━━━ Material for the task ━━━

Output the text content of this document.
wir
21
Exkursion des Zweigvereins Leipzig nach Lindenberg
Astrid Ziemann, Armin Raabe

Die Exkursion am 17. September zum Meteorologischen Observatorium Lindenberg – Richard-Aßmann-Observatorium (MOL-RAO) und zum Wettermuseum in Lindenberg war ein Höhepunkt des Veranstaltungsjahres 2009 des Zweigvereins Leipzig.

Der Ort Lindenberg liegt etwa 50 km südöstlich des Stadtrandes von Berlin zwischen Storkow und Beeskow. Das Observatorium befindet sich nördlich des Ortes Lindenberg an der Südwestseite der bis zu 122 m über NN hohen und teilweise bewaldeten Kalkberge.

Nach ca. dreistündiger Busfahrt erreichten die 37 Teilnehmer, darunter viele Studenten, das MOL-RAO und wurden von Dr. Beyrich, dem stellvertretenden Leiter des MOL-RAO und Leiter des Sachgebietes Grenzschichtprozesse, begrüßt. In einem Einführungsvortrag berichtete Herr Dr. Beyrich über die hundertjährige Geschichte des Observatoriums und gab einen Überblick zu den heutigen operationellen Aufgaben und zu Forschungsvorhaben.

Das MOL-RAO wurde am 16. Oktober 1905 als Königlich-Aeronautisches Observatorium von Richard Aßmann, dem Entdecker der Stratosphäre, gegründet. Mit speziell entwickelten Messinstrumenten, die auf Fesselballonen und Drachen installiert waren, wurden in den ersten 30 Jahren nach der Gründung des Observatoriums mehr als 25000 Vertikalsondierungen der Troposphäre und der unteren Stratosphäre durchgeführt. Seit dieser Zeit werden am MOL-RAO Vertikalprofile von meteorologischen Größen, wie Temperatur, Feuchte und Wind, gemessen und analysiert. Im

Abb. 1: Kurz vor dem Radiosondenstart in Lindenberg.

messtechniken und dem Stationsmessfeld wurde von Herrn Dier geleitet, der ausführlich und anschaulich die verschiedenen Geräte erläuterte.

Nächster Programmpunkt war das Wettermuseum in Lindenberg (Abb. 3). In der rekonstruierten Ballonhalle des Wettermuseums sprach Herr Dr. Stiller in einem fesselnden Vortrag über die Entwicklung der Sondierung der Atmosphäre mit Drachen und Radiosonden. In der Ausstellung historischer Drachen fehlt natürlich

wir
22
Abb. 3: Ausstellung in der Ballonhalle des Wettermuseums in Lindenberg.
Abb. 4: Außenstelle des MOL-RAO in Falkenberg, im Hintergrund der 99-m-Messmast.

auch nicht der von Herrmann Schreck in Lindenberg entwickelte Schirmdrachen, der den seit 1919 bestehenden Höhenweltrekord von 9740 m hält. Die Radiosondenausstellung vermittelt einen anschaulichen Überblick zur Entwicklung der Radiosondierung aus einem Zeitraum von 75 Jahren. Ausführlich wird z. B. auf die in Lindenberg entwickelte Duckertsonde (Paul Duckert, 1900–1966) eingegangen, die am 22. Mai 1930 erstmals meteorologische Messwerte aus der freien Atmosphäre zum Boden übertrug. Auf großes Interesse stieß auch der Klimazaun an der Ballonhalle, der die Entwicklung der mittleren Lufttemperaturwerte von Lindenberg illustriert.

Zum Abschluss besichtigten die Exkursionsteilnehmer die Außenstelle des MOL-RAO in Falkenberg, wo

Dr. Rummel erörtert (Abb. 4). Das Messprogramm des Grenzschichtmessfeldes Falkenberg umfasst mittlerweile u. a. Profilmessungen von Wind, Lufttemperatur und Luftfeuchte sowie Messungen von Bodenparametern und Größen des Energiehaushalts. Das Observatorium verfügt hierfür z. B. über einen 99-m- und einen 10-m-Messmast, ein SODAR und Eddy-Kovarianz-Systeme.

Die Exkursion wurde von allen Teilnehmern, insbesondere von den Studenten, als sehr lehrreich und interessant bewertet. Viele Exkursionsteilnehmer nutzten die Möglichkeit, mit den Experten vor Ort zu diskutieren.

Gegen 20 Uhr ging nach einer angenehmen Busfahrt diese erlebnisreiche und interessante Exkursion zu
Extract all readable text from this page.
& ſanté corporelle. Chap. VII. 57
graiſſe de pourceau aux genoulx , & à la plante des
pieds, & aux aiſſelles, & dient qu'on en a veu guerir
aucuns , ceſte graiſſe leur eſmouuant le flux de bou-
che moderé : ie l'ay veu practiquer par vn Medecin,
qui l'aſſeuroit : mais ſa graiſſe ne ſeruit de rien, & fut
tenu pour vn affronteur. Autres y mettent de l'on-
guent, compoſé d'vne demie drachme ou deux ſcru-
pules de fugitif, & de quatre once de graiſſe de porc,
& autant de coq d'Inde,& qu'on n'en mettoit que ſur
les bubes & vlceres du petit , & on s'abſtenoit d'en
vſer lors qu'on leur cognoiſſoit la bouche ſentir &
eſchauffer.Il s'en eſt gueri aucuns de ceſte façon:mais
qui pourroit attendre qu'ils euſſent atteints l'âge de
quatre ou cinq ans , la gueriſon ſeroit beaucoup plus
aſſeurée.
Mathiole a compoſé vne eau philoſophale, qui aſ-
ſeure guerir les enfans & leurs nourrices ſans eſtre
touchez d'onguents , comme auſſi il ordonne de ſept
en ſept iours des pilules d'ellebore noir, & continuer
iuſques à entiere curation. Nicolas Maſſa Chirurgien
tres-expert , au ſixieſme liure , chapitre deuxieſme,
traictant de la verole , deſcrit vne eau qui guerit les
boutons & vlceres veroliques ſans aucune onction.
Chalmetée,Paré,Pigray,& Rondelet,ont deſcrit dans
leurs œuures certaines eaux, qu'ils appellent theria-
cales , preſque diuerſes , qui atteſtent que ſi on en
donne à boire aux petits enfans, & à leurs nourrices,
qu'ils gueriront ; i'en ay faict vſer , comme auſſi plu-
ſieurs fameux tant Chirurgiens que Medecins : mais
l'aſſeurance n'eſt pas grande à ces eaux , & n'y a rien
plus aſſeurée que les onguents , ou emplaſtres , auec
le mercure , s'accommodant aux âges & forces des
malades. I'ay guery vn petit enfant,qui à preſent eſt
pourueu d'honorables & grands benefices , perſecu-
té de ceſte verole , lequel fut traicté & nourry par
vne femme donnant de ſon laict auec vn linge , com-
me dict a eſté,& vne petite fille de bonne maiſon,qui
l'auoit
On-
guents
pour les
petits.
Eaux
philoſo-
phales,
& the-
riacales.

━━━

- Required task -
Give all the entries again exactly; leave none out.

- Solution -
Output the text content of this document.
wir
21
Exkursion des Zweigvereins Leipzig nach Lindenberg
Astrid Ziemann, Armin Raabe

Die Exkursion am 17. September zum Meteorologischen Observatorium Lindenberg – Richard-Aßmann-Observatorium (MOL-RAO) und zum Wettermuseum in Lindenberg war ein Höhepunkt des Veranstaltungsjahres 2009 des Zweigvereins Leipzig.

Der Ort Lindenberg liegt etwa 50 km südöstlich des Stadtrandes von Berlin zwischen Storkow und Beeskow. Das Observatorium befindet sich nördlich des Ortes Lindenberg an der Südwestseite der bis zu 122 m über NN hohen und teilweise bewaldeten Kalkberge.

Nach ca. dreistündiger Busfahrt erreichten die 37 Teilnehmer, darunter viele Studenten, das MOL-RAO und wurden von Dr. Beyrich, dem stellvertretenden Leiter des MOL-RAO und Leiter des Sachgebietes Grenzschichtprozesse, begrüßt. In einem Einführungsvortrag berichtete Herr Dr. Beyrich über die hundertjährige Geschichte des Observatoriums und gab einen Überblick zu den heutigen operationellen Aufgaben und zu Forschungsvorhaben.

Das MOL-RAO wurde am 16. Oktober 1905 als Königlich-Aeronautisches Observatorium von Richard Aßmann, dem Entdecker der Stratosphäre, gegründet. Mit speziell entwickelten Messinstrumenten, die auf Fesselballonen und Drachen installiert waren, wurden in den ersten 30 Jahren nach der Gründung des Observatoriums mehr als 25000 Vertikalsondierungen der Troposphäre und der unteren Stratosphäre durchgeführt. Seit dieser Zeit werden am MOL-RAO Vertikalprofile von meteorologischen Größen, wie Temperatur, Feuchte und Wind, gemessen und analysiert. Im

Abb. 1: Kurz vor dem Radiosondenstart in Lindenberg.

messtechniken und dem Stationsmessfeld wurde von Herrn Dier geleitet, der ausführlich und anschaulich die verschiedenen Geräte erläuterte.

Nächster Programmpunkt war das Wettermuseum in Lindenberg (Abb. 3). In der rekonstruierten Ballonhalle des Wettermuseums sprach Herr Dr. Stiller in einem fesselnden Vortrag über die Entwicklung der Sondierung der Atmosphäre mit Drachen und Radiosonden. In der Ausstellung historischer Drachen fehlt natürlich

wir
22
Abb. 3: Ausstellung in der Ballonhalle des Wettermuseums in Lindenberg.
Abb. 4: Außenstelle des MOL-RAO in Falkenberg, im Hintergrund der 99-m-Messmast.

auch nicht der von Herrmann Schreck in Lindenberg entwickelte Schirmdrachen, der den seit 1919 bestehenden Höhenweltrekord von 9740 m hält. Die Radiosondenausstellung vermittelt einen anschaulichen Überblick zur Entwicklung der Radiosondierung aus einem Zeitraum von 75 Jahren. Ausführlich wird z. B. auf die in Lindenberg entwickelte Duckertsonde (Paul Duckert, 1900–1966) eingegangen, die am 22. Mai 1930 erstmals meteorologische Messwerte aus der freien Atmosphäre zum Boden übertrug. Auf großes Interesse stieß auch der Klimazaun an der Ballonhalle, der die Entwicklung der mittleren Lufttemperaturwerte von Lindenberg illustriert.

Zum Abschluss besichtigten die Exkursionsteilnehmer die Außenstelle des MOL-RAO in Falkenberg, wo

Dr. Rummel erörtert (Abb. 4). Das Messprogramm des Grenzschichtmessfeldes Falkenberg umfasst mittlerweile u. a. Profilmessungen von Wind, Lufttemperatur und Luftfeuchte sowie Messungen von Bodenparametern und Größen des Energiehaushalts. Das Observatorium verfügt hierfür z. B. über einen 99-m- und einen 10-m-Messmast, ein SODAR und Eddy-Kovarianz-Systeme.

Die Exkursion wurde von allen Teilnehmern, insbesondere von den Studenten, als sehr lehrreich und interessant bewertet. Viele Exkursionsteilnehmer nutzten die Möglichkeit, mit den Experten vor Ort zu diskutieren.

Gegen 20 Uhr ging nach einer angenehmen Busfahrt diese erlebnisreiche und interessante Exkursion zu
Extract all readable text from this page.
& ſanté corporelle. Chap. VII. 57
graiſſe de pourceau aux genoulx , & à la plante des
pieds, & aux aiſſelles, & dient qu'on en a veu guerir
aucuns , ceſte graiſſe leur eſmouuant le flux de bou-
che moderé : ie l'ay veu practiquer par vn Medecin,
qui l'aſſeuroit : mais ſa graiſſe ne ſeruit de rien, & fut
tenu pour vn affronteur. Autres y mettent de l'on-
guent, compoſé d'vne demie drachme ou deux ſcru-
pules de fugitif, & de quatre once de graiſſe de porc,
& autant de coq d'Inde,& qu'on n'en mettoit que ſur
les bubes & vlceres du petit , & on s'abſtenoit d'en
vſer lors qu'on leur cognoiſſoit la bouche ſentir &
eſchauffer.Il s'en eſt gueri aucuns de ceſte façon:mais
qui pourroit attendre qu'ils euſſent atteints l'âge de
quatre ou cinq ans , la gueriſon ſeroit beaucoup plus
aſſeurée.
Mathiole a compoſé vne eau philoſophale, qui aſ-
ſeure guerir les enfans & leurs nourrices ſans eſtre
touchez d'onguents , comme auſſi il ordonne de ſept
en ſept iours des pilules d'ellebore noir, & continuer
iuſques à entiere curation. Nicolas Maſſa Chirurgien
tres-expert , au ſixieſme liure , chapitre deuxieſme,
traictant de la verole , deſcrit vne eau qui guerit les
boutons & vlceres veroliques ſans aucune onction.
Chalmetée,Paré,Pigray,& Rondelet,ont deſcrit dans
leurs œuures certaines eaux, qu'ils appellent theria-
cales , preſque diuerſes , qui atteſtent que ſi on en
donne à boire aux petits enfans, & à leurs nourrices,
qu'ils gueriront ; i'en ay faict vſer , comme auſſi plu-
ſieurs fameux tant Chirurgiens que Medecins : mais
l'aſſeurance n'eſt pas grande à ces eaux , & n'y a rien
plus aſſeurée que les onguents , ou emplaſtres , auec
le mercure , s'accommodant aux âges & forces des
malades. I'ay guery vn petit enfant,qui à preſent eſt
pourueu d'honorables & grands benefices , perſecu-
té de ceſte verole , lequel fut traicté & nourry par
vne femme donnant de ſon laict auec vn linge , com-
me dict a eſté,& vne petite fille de bonne maiſon,qui
l'auoit
On-
guents
pour les
petits.
Eaux
philoſo-
phales,
& the-
riacales.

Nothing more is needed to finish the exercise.